→ **What the exercise asks**: Read through the data and report every line in which the word "сельское" occurs.

→ **Information shown**:
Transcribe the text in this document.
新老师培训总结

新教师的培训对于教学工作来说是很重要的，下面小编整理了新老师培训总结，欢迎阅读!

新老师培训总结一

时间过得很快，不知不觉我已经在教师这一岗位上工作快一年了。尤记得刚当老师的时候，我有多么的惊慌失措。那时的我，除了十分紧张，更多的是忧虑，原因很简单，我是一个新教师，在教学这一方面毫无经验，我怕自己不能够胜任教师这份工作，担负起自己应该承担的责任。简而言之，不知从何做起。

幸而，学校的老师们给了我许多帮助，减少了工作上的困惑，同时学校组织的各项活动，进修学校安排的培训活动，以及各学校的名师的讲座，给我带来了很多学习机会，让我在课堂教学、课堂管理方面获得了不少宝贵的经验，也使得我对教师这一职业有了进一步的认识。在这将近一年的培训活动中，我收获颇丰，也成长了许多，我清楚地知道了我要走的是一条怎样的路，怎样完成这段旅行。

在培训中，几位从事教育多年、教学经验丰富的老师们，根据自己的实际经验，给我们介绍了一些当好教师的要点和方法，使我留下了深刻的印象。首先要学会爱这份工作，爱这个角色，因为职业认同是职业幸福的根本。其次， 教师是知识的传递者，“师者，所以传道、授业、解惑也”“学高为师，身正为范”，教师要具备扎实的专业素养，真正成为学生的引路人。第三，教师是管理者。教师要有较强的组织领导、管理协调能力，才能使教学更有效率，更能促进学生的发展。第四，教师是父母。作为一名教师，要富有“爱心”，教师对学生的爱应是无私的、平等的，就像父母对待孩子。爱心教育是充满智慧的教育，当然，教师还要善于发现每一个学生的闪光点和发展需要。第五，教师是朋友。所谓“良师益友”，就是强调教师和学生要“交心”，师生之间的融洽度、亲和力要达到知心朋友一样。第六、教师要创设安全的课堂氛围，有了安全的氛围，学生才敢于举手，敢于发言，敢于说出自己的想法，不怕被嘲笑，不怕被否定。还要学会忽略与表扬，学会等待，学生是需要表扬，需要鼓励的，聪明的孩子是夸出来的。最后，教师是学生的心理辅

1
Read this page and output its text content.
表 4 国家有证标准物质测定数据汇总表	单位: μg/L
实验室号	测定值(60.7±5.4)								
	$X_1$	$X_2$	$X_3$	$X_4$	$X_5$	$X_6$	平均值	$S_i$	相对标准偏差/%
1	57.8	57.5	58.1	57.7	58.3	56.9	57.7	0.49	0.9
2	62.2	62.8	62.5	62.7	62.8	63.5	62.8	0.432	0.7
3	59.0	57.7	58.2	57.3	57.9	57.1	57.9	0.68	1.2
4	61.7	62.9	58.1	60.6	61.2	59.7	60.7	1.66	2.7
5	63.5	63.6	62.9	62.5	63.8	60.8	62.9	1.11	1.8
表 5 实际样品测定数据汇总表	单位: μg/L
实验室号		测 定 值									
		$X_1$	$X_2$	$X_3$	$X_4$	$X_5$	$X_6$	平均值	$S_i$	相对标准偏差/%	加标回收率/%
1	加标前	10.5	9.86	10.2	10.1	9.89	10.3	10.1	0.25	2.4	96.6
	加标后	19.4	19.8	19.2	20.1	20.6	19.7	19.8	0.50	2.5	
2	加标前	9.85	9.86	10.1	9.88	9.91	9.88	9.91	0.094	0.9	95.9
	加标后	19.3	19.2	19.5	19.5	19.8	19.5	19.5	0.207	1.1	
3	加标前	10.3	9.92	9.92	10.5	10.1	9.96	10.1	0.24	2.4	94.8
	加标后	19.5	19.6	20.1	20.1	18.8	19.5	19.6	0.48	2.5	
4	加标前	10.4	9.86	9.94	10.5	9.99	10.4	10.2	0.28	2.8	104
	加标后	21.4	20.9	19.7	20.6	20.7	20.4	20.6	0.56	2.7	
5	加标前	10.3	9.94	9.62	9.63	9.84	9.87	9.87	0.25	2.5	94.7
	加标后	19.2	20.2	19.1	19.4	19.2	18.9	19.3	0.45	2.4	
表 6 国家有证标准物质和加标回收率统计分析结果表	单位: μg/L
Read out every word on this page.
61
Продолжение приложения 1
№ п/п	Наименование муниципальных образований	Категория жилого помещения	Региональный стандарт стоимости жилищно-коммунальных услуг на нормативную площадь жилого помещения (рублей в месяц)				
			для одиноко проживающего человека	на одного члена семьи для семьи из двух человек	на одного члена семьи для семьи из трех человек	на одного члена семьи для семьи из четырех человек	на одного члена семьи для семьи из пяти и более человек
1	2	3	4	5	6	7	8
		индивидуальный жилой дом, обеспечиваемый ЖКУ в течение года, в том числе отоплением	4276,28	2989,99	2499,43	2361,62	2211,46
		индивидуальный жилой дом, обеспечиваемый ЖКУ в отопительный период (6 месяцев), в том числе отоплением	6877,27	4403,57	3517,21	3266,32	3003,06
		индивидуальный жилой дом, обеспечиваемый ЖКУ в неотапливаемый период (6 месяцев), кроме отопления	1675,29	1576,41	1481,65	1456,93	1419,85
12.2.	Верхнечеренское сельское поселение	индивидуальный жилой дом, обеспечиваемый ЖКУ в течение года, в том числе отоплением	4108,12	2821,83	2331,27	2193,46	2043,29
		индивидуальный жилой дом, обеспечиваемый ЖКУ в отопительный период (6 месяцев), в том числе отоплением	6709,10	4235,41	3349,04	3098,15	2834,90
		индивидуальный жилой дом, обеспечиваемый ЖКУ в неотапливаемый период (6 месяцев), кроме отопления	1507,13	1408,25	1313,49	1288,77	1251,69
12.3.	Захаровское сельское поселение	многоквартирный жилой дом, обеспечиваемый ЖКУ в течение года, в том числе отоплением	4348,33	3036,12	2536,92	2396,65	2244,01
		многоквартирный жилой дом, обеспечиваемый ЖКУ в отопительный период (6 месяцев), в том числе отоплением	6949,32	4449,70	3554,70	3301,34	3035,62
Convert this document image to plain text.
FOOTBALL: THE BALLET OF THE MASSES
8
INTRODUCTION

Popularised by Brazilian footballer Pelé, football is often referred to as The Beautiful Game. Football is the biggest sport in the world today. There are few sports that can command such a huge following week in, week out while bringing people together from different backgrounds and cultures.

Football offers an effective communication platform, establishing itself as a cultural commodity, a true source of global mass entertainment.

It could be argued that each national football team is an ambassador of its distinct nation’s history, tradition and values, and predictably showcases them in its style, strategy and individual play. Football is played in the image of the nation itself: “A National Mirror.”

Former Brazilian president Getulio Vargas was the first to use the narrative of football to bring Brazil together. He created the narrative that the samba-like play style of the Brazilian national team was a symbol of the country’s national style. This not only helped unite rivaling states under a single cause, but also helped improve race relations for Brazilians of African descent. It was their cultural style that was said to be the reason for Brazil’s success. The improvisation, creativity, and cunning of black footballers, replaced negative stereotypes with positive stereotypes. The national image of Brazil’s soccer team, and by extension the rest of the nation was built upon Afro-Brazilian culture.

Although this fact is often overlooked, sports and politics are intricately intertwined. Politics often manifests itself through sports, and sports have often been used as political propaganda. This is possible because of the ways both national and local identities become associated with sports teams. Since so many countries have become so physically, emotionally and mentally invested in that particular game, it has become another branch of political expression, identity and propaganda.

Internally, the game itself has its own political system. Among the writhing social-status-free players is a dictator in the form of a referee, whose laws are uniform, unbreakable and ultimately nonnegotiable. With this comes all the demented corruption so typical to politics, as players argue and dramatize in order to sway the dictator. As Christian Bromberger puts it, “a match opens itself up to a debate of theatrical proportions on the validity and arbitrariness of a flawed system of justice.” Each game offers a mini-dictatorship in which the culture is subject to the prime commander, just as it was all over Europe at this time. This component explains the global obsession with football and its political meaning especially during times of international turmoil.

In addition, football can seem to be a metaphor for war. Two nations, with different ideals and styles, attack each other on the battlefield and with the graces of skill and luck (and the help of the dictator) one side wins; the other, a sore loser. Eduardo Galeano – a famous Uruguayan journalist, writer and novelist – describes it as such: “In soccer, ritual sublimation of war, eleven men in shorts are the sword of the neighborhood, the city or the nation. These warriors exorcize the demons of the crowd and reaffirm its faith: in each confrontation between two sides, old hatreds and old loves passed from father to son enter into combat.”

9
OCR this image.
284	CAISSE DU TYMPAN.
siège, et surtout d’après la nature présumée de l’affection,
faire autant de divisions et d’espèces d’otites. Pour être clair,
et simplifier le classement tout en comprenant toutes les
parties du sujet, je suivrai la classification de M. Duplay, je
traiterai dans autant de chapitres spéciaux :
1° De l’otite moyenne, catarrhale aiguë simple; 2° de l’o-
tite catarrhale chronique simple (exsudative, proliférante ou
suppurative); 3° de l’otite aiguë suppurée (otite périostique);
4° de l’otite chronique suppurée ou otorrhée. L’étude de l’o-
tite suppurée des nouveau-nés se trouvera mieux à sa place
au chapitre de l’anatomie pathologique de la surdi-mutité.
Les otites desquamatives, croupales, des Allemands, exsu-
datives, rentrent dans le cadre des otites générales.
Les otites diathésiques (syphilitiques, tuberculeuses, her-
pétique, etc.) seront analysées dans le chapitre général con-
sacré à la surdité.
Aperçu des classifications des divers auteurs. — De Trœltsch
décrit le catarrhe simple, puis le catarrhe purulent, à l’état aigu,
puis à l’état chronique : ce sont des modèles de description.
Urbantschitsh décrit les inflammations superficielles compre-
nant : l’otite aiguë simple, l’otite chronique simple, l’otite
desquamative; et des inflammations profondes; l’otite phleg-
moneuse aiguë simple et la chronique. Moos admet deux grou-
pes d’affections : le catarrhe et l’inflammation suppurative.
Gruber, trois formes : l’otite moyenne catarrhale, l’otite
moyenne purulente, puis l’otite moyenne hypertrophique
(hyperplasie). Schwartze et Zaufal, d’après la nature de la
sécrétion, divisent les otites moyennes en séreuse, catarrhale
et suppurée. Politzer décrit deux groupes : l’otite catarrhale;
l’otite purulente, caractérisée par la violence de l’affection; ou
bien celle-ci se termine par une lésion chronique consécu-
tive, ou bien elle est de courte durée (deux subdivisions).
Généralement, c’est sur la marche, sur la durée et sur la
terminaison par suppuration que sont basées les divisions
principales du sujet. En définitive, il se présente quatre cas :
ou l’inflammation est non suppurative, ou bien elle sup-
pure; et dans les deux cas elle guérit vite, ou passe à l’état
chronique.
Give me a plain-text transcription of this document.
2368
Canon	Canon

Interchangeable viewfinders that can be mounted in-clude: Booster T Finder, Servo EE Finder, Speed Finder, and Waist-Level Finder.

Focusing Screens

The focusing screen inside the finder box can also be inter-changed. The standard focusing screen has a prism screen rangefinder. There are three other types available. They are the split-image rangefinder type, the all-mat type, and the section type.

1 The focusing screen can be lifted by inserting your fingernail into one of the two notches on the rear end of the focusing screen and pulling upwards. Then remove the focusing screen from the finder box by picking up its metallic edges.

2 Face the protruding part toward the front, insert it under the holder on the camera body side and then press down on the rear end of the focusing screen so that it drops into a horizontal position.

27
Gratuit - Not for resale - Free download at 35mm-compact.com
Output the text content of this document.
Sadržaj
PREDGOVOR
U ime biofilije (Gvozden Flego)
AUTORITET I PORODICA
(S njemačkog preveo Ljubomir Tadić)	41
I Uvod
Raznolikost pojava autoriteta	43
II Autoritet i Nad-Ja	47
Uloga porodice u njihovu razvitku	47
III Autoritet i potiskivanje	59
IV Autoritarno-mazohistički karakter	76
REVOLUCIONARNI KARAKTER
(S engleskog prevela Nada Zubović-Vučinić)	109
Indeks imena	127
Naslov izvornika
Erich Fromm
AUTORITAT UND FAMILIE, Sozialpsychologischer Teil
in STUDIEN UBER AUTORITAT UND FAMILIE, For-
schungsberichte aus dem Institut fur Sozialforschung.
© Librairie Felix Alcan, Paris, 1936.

→ **Result below**:
12.2.	Верхнечеренское сельское поселение	индивидуальный жилой дом, обеспечиваемый ЖКУ в течение года, в том числе отоплением	4108,12	2821,83	2331,27	2193,46	2043,29
12.3.	Захаровское сельское поселение	многоквартирный жилой дом, обеспечиваемый ЖКУ в течение года, в том числе отоплением	4348,33	3036,12	2536,92	2396,65	2244,01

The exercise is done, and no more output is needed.